All entries must be repeated exactly; do not include the pictures.
============
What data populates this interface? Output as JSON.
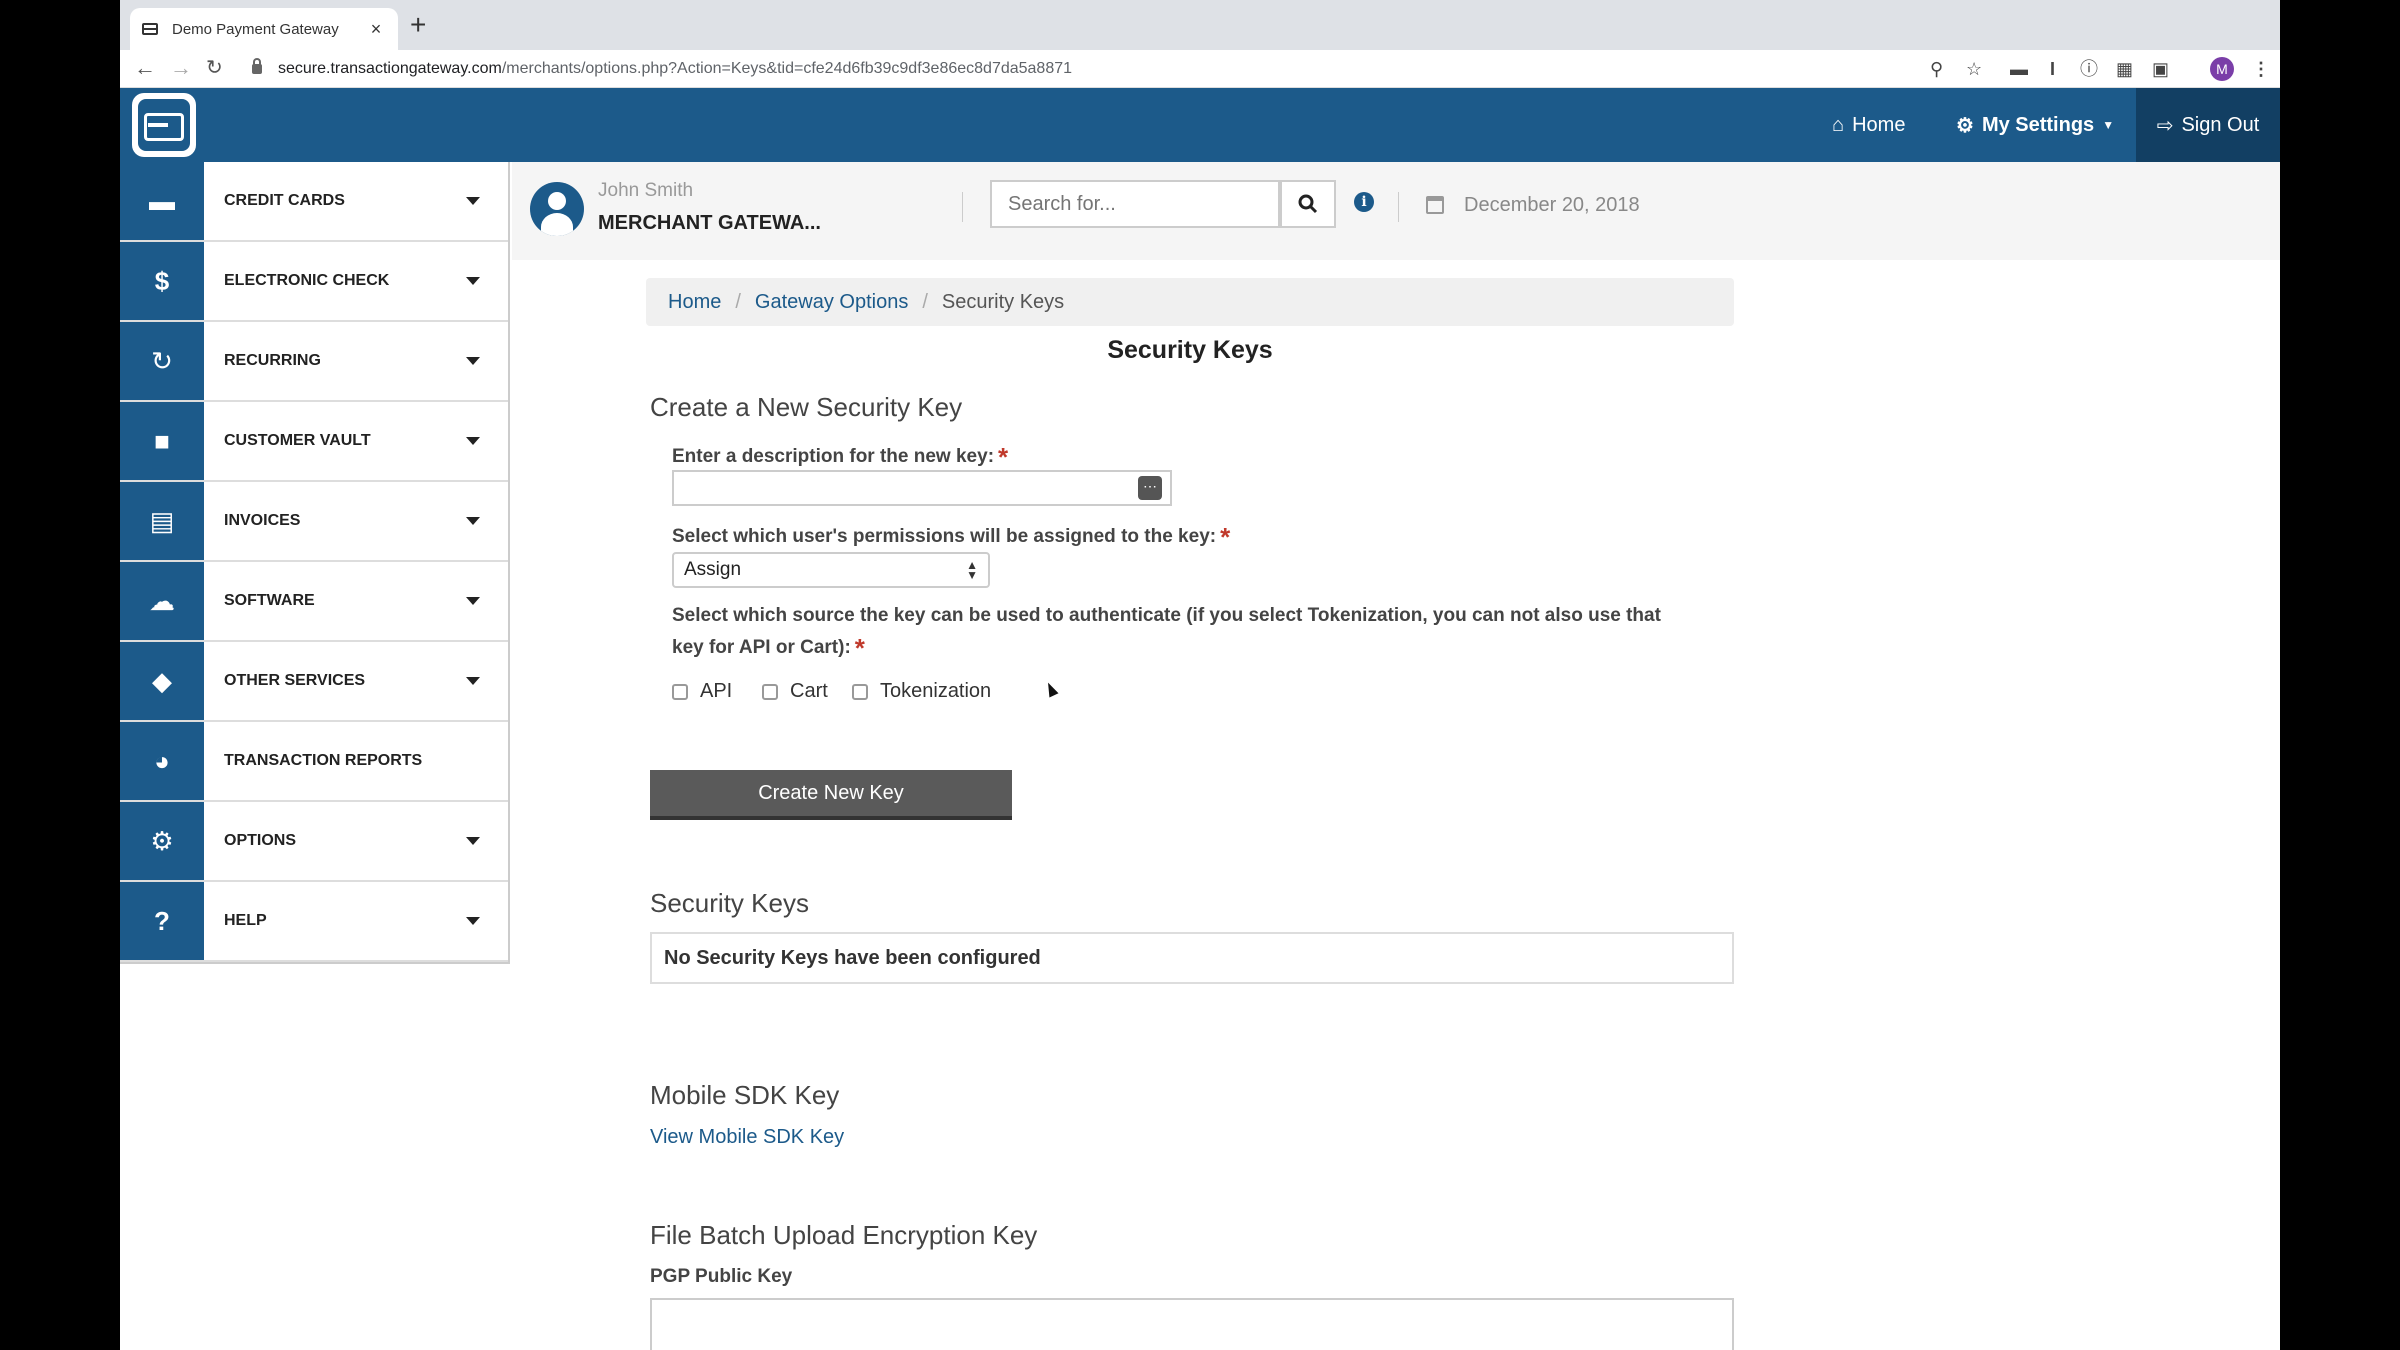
{
  "browser": {
    "tab_title": "Demo Payment Gateway",
    "tab_close": "×",
    "new_tab": "+",
    "url_host": "secure.transactiongateway.com",
    "url_path": "/merchants/options.php?Action=Keys&tid=cfe24d6fb39c9df3e86ec8d7da5a8871",
    "profile_initial": "M"
  },
  "header": {
    "home_label": "Home",
    "settings_label": "My Settings",
    "signout_label": "Sign Out"
  },
  "sidebar": {
    "items": [
      {
        "label": "CREDIT CARDS",
        "icon": "credit-card-icon",
        "dropdown": true
      },
      {
        "label": "ELECTRONIC CHECK",
        "icon": "dollar-icon",
        "dropdown": true
      },
      {
        "label": "RECURRING",
        "icon": "refresh-icon",
        "dropdown": true
      },
      {
        "label": "CUSTOMER VAULT",
        "icon": "lock-icon",
        "dropdown": true
      },
      {
        "label": "INVOICES",
        "icon": "invoice-icon",
        "dropdown": true
      },
      {
        "label": "SOFTWARE",
        "icon": "cloud-icon",
        "dropdown": true
      },
      {
        "label": "OTHER SERVICES",
        "icon": "tags-icon",
        "dropdown": true
      },
      {
        "label": "TRANSACTION REPORTS",
        "icon": "pie-chart-icon",
        "dropdown": false
      },
      {
        "label": "OPTIONS",
        "icon": "cogs-icon",
        "dropdown": true
      },
      {
        "label": "HELP",
        "icon": "question-icon",
        "dropdown": true
      }
    ]
  },
  "userbar": {
    "user_name": "John Smith",
    "merchant_name": "MERCHANT GATEWA...",
    "search_placeholder": "Search for...",
    "date": "December 20, 2018"
  },
  "breadcrumb": {
    "home": "Home",
    "gateway_options": "Gateway Options",
    "current": "Security Keys"
  },
  "page": {
    "title": "Security Keys",
    "create_heading": "Create a New Security Key",
    "desc_label": "Enter a description for the new key:",
    "desc_value": "",
    "perm_label": "Select which user's permissions will be assigned to the key:",
    "perm_selected": "Assign",
    "source_label_line1": "Select which source the key can be used to authenticate (if you select Tokenization, you can not also use that",
    "source_label_line2": "key for API or Cart):",
    "required_mark": "*",
    "checkboxes": [
      {
        "label": "API",
        "checked": false
      },
      {
        "label": "Cart",
        "checked": false
      },
      {
        "label": "Tokenization",
        "checked": false
      }
    ],
    "create_button": "Create New Key",
    "keys_heading": "Security Keys",
    "no_keys_text": "No Security Keys have been configured",
    "sdk_heading": "Mobile SDK Key",
    "sdk_link": "View Mobile SDK Key",
    "batch_heading": "File Batch Upload Encryption Key",
    "pgp_label": "PGP Public Key",
    "pgp_value": ""
  },
  "colors": {
    "brand": "#1c5a8a",
    "brand_dark": "#123f63",
    "required": "#c0392b",
    "button": "#5a5a5a"
  }
}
============
WRITTEN RESPONSE:
What data populates this interface? Output as JSON.
{
  "browser": {
    "tab_title": "Demo Payment Gateway",
    "tab_close": "×",
    "new_tab": "+",
    "url_host": "secure.transactiongateway.com",
    "url_path": "/merchants/options.php?Action=Keys&tid=cfe24d6fb39c9df3e86ec8d7da5a8871",
    "profile_initial": "M"
  },
  "header": {
    "home_label": "Home",
    "settings_label": "My Settings",
    "signout_label": "Sign Out"
  },
  "sidebar": {
    "items": [
      {
        "label": "CREDIT CARDS",
        "icon": "credit-card-icon",
        "dropdown": true
      },
      {
        "label": "ELECTRONIC CHECK",
        "icon": "dollar-icon",
        "dropdown": true
      },
      {
        "label": "RECURRING",
        "icon": "refresh-icon",
        "dropdown": true
      },
      {
        "label": "CUSTOMER VAULT",
        "icon": "lock-icon",
        "dropdown": true
      },
      {
        "label": "INVOICES",
        "icon": "invoice-icon",
        "dropdown": true
      },
      {
        "label": "SOFTWARE",
        "icon": "cloud-icon",
        "dropdown": true
      },
      {
        "label": "OTHER SERVICES",
        "icon": "tags-icon",
        "dropdown": true
      },
      {
        "label": "TRANSACTION REPORTS",
        "icon": "pie-chart-icon",
        "dropdown": false
      },
      {
        "label": "OPTIONS",
        "icon": "cogs-icon",
        "dropdown": true
      },
      {
        "label": "HELP",
        "icon": "question-icon",
        "dropdown": true
      }
    ]
  },
  "userbar": {
    "user_name": "John Smith",
    "merchant_name": "MERCHANT GATEWA...",
    "search_placeholder": "Search for...",
    "date": "December 20, 2018"
  },
  "breadcrumb": {
    "home": "Home",
    "gateway_options": "Gateway Options",
    "current": "Security Keys"
  },
  "page": {
    "title": "Security Keys",
    "create_heading": "Create a New Security Key",
    "desc_label": "Enter a description for the new key:",
    "desc_value": "",
    "perm_label": "Select which user's permissions will be assigned to the key:",
    "perm_selected": "Assign",
    "source_label_line1": "Select which source the key can be used to authenticate (if you select Tokenization, you can not also use that",
    "source_label_line2": "key for API or Cart):",
    "required_mark": "*",
    "checkboxes": [
      {
        "label": "API",
        "checked": false
      },
      {
        "label": "Cart",
        "checked": false
      },
      {
        "label": "Tokenization",
        "checked": false
      }
    ],
    "create_button": "Create New Key",
    "keys_heading": "Security Keys",
    "no_keys_text": "No Security Keys have been configured",
    "sdk_heading": "Mobile SDK Key",
    "sdk_link": "View Mobile SDK Key",
    "batch_heading": "File Batch Upload Encryption Key",
    "pgp_label": "PGP Public Key",
    "pgp_value": ""
  },
  "colors": {
    "brand": "#1c5a8a",
    "brand_dark": "#123f63",
    "required": "#c0392b",
    "button": "#5a5a5a"
  }
}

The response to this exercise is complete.